Problem>
Read the lines that follow and pick out every one containing the word "settings".

Available data>
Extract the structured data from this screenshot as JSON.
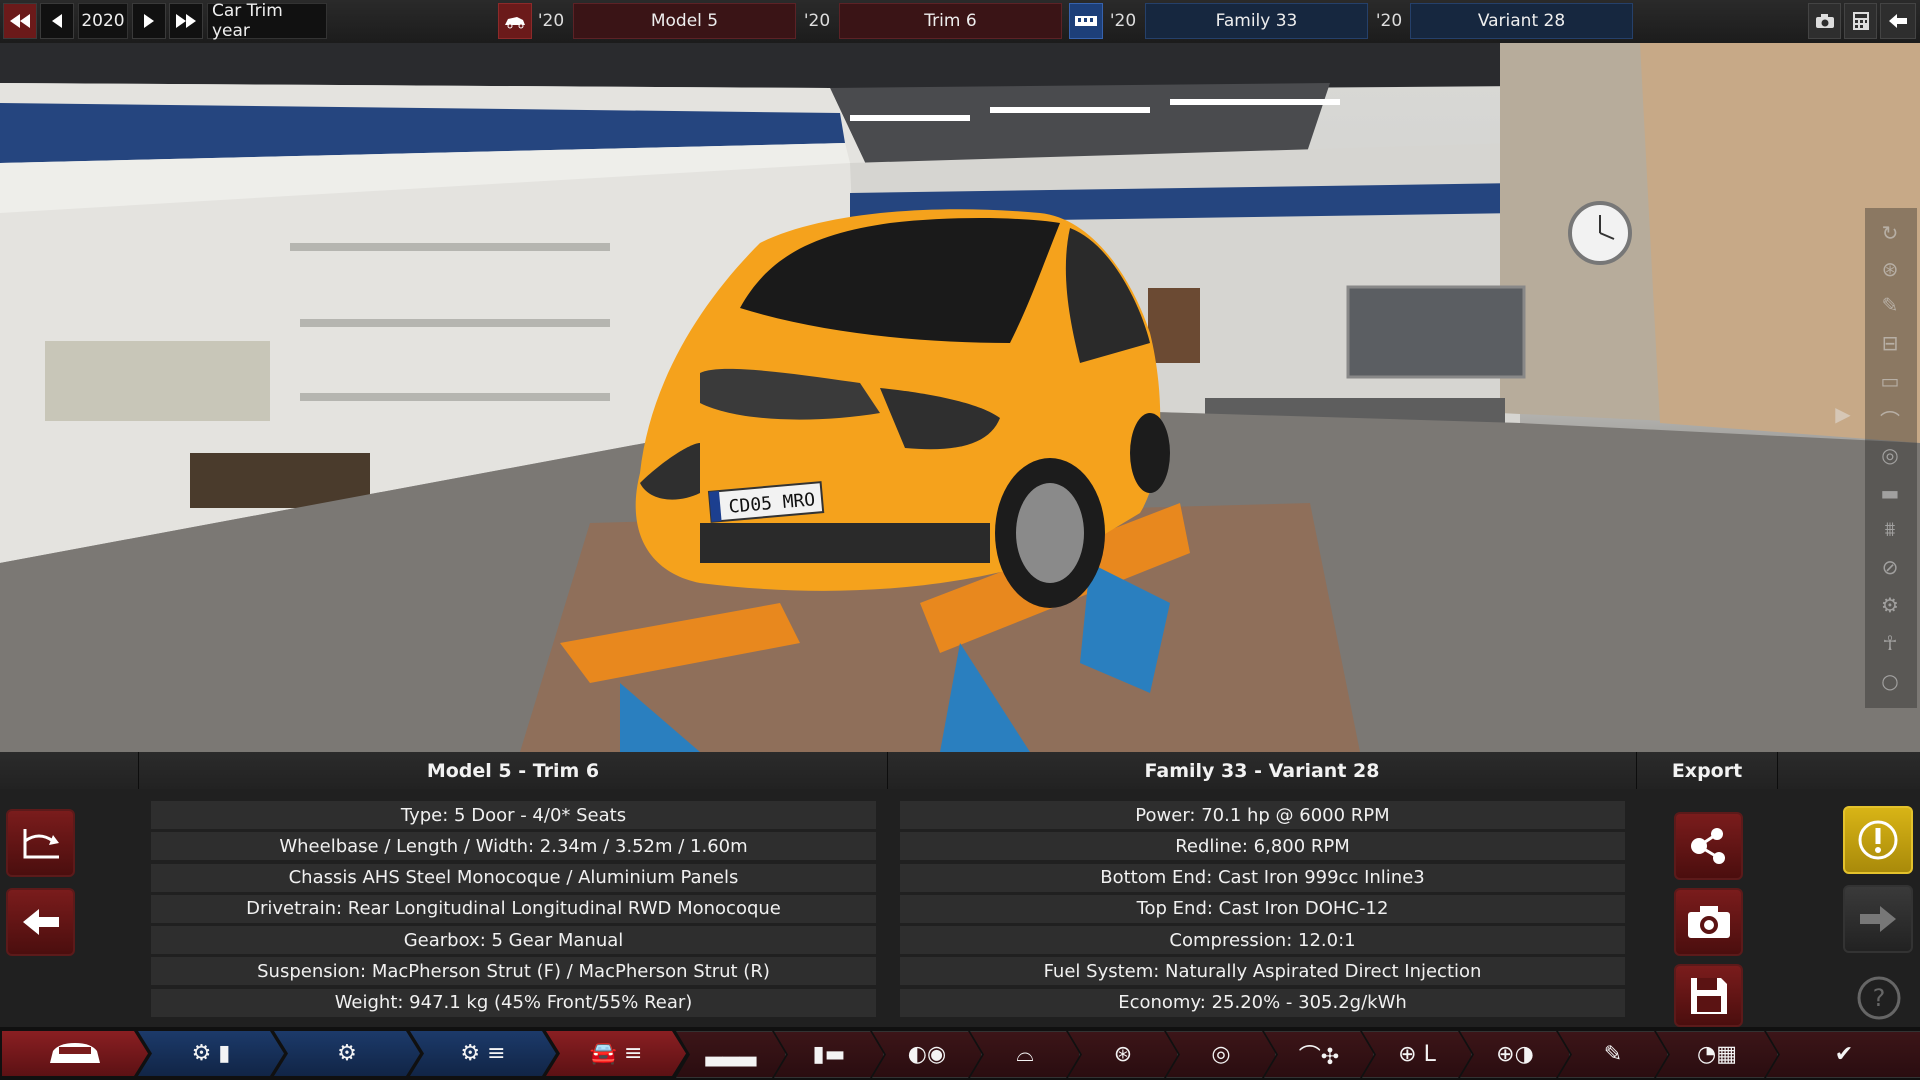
{
  "topbar": {
    "year": "2020",
    "year_label": "Car Trim year",
    "model_year": "'20",
    "model": "Model 5",
    "trim_year": "'20",
    "trim": "Trim 6",
    "family_year": "'20",
    "family": "Family 33",
    "variant_year": "'20",
    "variant": "Variant 28",
    "icons": [
      "skip-back-icon",
      "prev-icon",
      "play-icon",
      "fast-forward-icon",
      "car-body-icon",
      "engine-block-icon",
      "camera-icon",
      "calculator-icon",
      "back-arrow-icon"
    ]
  },
  "scene": {
    "license_plate": "CD05 MRO",
    "car_color": "#f5a21c",
    "side_tools": [
      "rotate-icon",
      "wheel-icon",
      "paint-icon",
      "chassis-icon",
      "panel-icon",
      "roof-icon",
      "lights-icon",
      "bumper-icon",
      "suspension-icon",
      "brake-icon",
      "settings-icon",
      "person-icon",
      "circle-icon"
    ]
  },
  "panel": {
    "trim_header": "Model 5 - Trim 6",
    "trim_specs": [
      "Type: 5 Door - 4/0* Seats",
      "Wheelbase / Length / Width: 2.34m / 3.52m / 1.60m",
      "Chassis AHS Steel Monocoque / Aluminium Panels",
      "Drivetrain: Rear Longitudinal Longitudinal RWD Monocoque",
      "Gearbox: 5 Gear Manual",
      "Suspension: MacPherson Strut (F) / MacPherson Strut (R)",
      "Weight: 947.1 kg (45% Front/55% Rear)"
    ],
    "engine_header": "Family 33 - Variant 28",
    "engine_specs": [
      "Power: 70.1 hp @ 6000 RPM",
      "Redline:  6,800 RPM",
      "Bottom End: Cast Iron 999cc Inline3",
      "Top End: Cast Iron DOHC-12",
      "Compression: 12.0:1",
      "Fuel System: Naturally Aspirated Direct Injection",
      "Economy: 25.20% - 305.2g/kWh"
    ],
    "export_header": "Export"
  },
  "tabs": [
    "car-tab-icon",
    "engine-family-tab-icon",
    "engine-variant-tab-icon",
    "engine-tune-tab-icon",
    "car-model-tab-icon",
    "body-tab-icon",
    "chassis-tab-icon",
    "headlight-tab-icon",
    "suspension-tab-icon",
    "wheels-tab-icon",
    "brakes-tab-icon",
    "aero-tab-icon",
    "interior-tab-icon",
    "rims-tab-icon",
    "paint-tab-icon",
    "test-track-tab-icon",
    "finish-tab-icon"
  ]
}
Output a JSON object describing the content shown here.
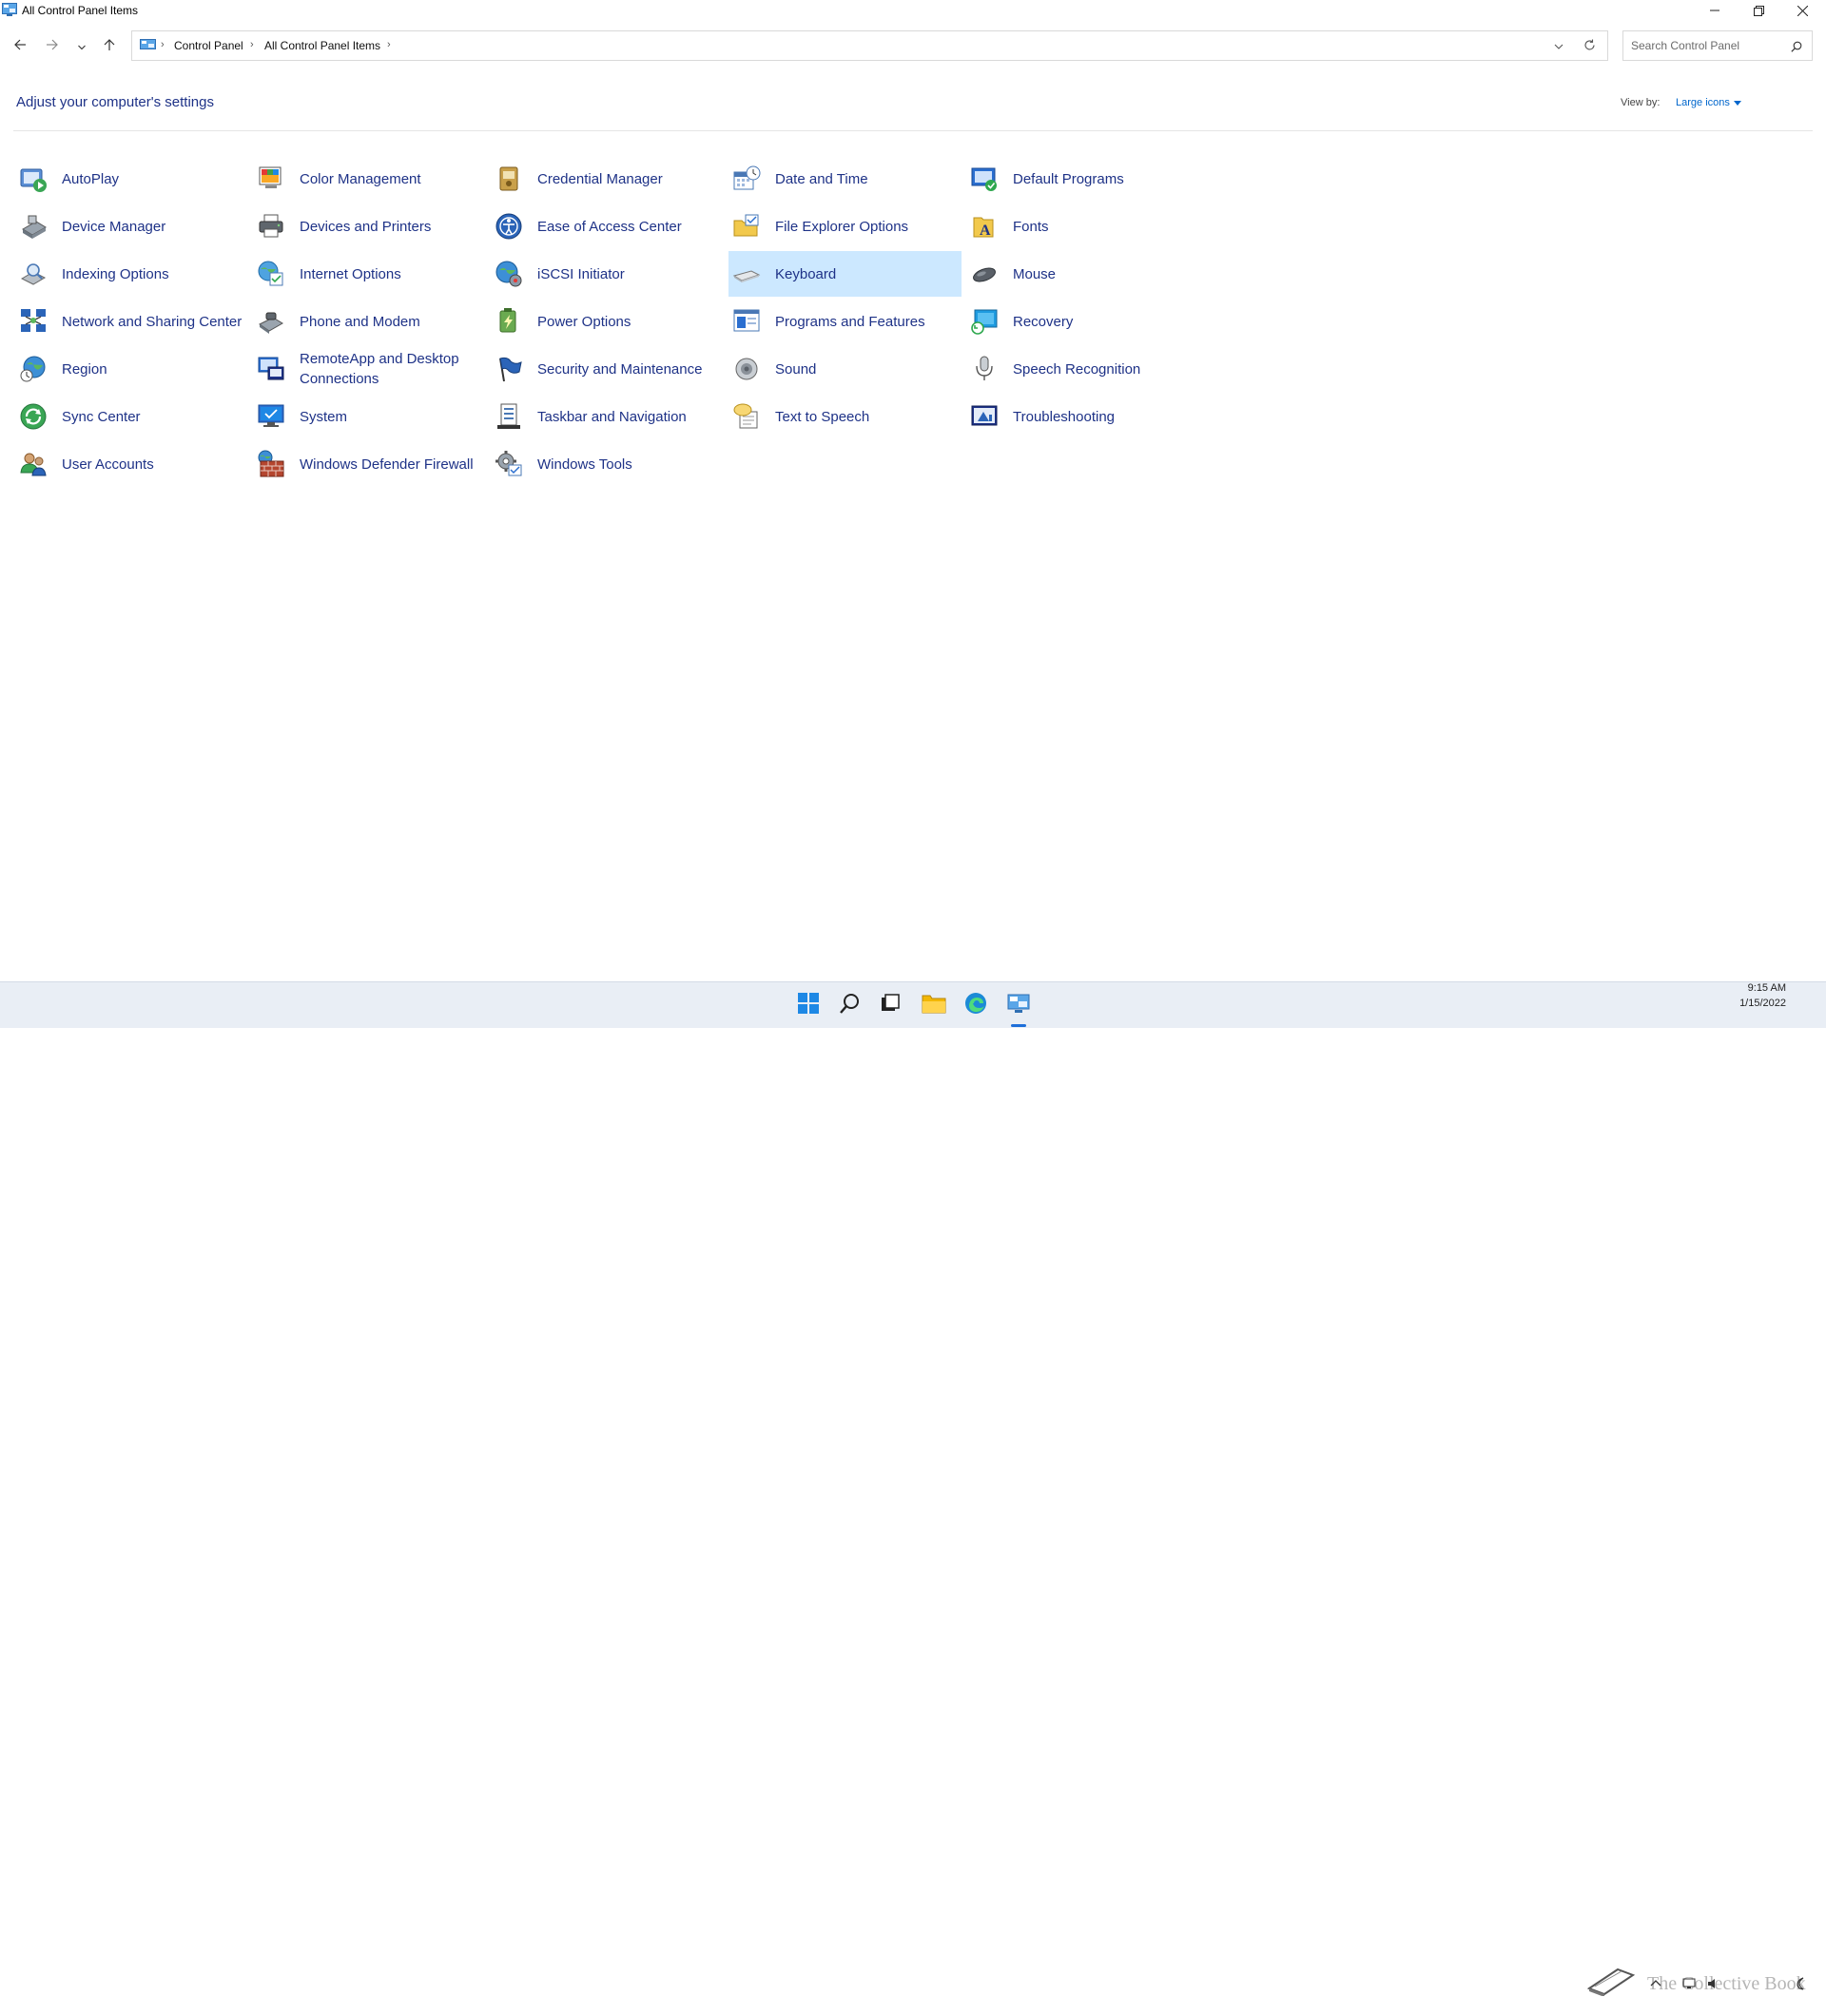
{
  "window": {
    "title": "All Control Panel Items",
    "minimize_icon": "minimize-icon",
    "maximize_icon": "restore-icon",
    "close_icon": "close-icon"
  },
  "nav": {
    "breadcrumbs": [
      "Control Panel",
      "All Control Panel Items"
    ],
    "search_placeholder": "Search Control Panel"
  },
  "header": {
    "title": "Adjust your computer's settings",
    "view_by_label": "View by:",
    "view_by_value": "Large icons"
  },
  "items": [
    {
      "label": "AutoPlay",
      "icon": "autoplay-icon"
    },
    {
      "label": "Color Management",
      "icon": "color-management-icon"
    },
    {
      "label": "Credential Manager",
      "icon": "credential-manager-icon"
    },
    {
      "label": "Date and Time",
      "icon": "date-time-icon"
    },
    {
      "label": "Default Programs",
      "icon": "default-programs-icon"
    },
    {
      "label": "Device Manager",
      "icon": "device-manager-icon"
    },
    {
      "label": "Devices and Printers",
      "icon": "printer-icon"
    },
    {
      "label": "Ease of Access Center",
      "icon": "ease-of-access-icon"
    },
    {
      "label": "File Explorer Options",
      "icon": "folder-options-icon"
    },
    {
      "label": "Fonts",
      "icon": "fonts-icon"
    },
    {
      "label": "Indexing Options",
      "icon": "indexing-icon"
    },
    {
      "label": "Internet Options",
      "icon": "internet-options-icon"
    },
    {
      "label": "iSCSI Initiator",
      "icon": "iscsi-icon"
    },
    {
      "label": "Keyboard",
      "icon": "keyboard-icon",
      "selected": true
    },
    {
      "label": "Mouse",
      "icon": "mouse-icon"
    },
    {
      "label": "Network and Sharing Center",
      "icon": "network-icon"
    },
    {
      "label": "Phone and Modem",
      "icon": "phone-icon"
    },
    {
      "label": "Power Options",
      "icon": "power-icon"
    },
    {
      "label": "Programs and Features",
      "icon": "programs-icon"
    },
    {
      "label": "Recovery",
      "icon": "recovery-icon"
    },
    {
      "label": "Region",
      "icon": "region-icon"
    },
    {
      "label": "RemoteApp and Desktop Connections",
      "icon": "remoteapp-icon"
    },
    {
      "label": "Security and Maintenance",
      "icon": "security-flag-icon"
    },
    {
      "label": "Sound",
      "icon": "speaker-icon"
    },
    {
      "label": "Speech Recognition",
      "icon": "microphone-icon"
    },
    {
      "label": "Sync Center",
      "icon": "sync-icon"
    },
    {
      "label": "System",
      "icon": "system-monitor-icon"
    },
    {
      "label": "Taskbar and Navigation",
      "icon": "taskbar-icon"
    },
    {
      "label": "Text to Speech",
      "icon": "text-to-speech-icon"
    },
    {
      "label": "Troubleshooting",
      "icon": "troubleshooting-icon"
    },
    {
      "label": "User Accounts",
      "icon": "user-accounts-icon"
    },
    {
      "label": "Windows Defender Firewall",
      "icon": "firewall-icon"
    },
    {
      "label": "Windows Tools",
      "icon": "windows-tools-icon"
    }
  ],
  "taskbar": {
    "apps": [
      "start-icon",
      "search-icon",
      "task-view-icon",
      "file-explorer-icon",
      "edge-icon",
      "control-panel-icon"
    ],
    "time": "9:15 AM",
    "date": "1/15/2022",
    "watermark": "The Collective Book"
  },
  "colors": {
    "link": "#1e3287",
    "selected_bg": "#cce8ff",
    "accent": "#0066cc"
  }
}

Answer to the problem>
      "settings-icon",
    "title": "Adjust your computer's settings",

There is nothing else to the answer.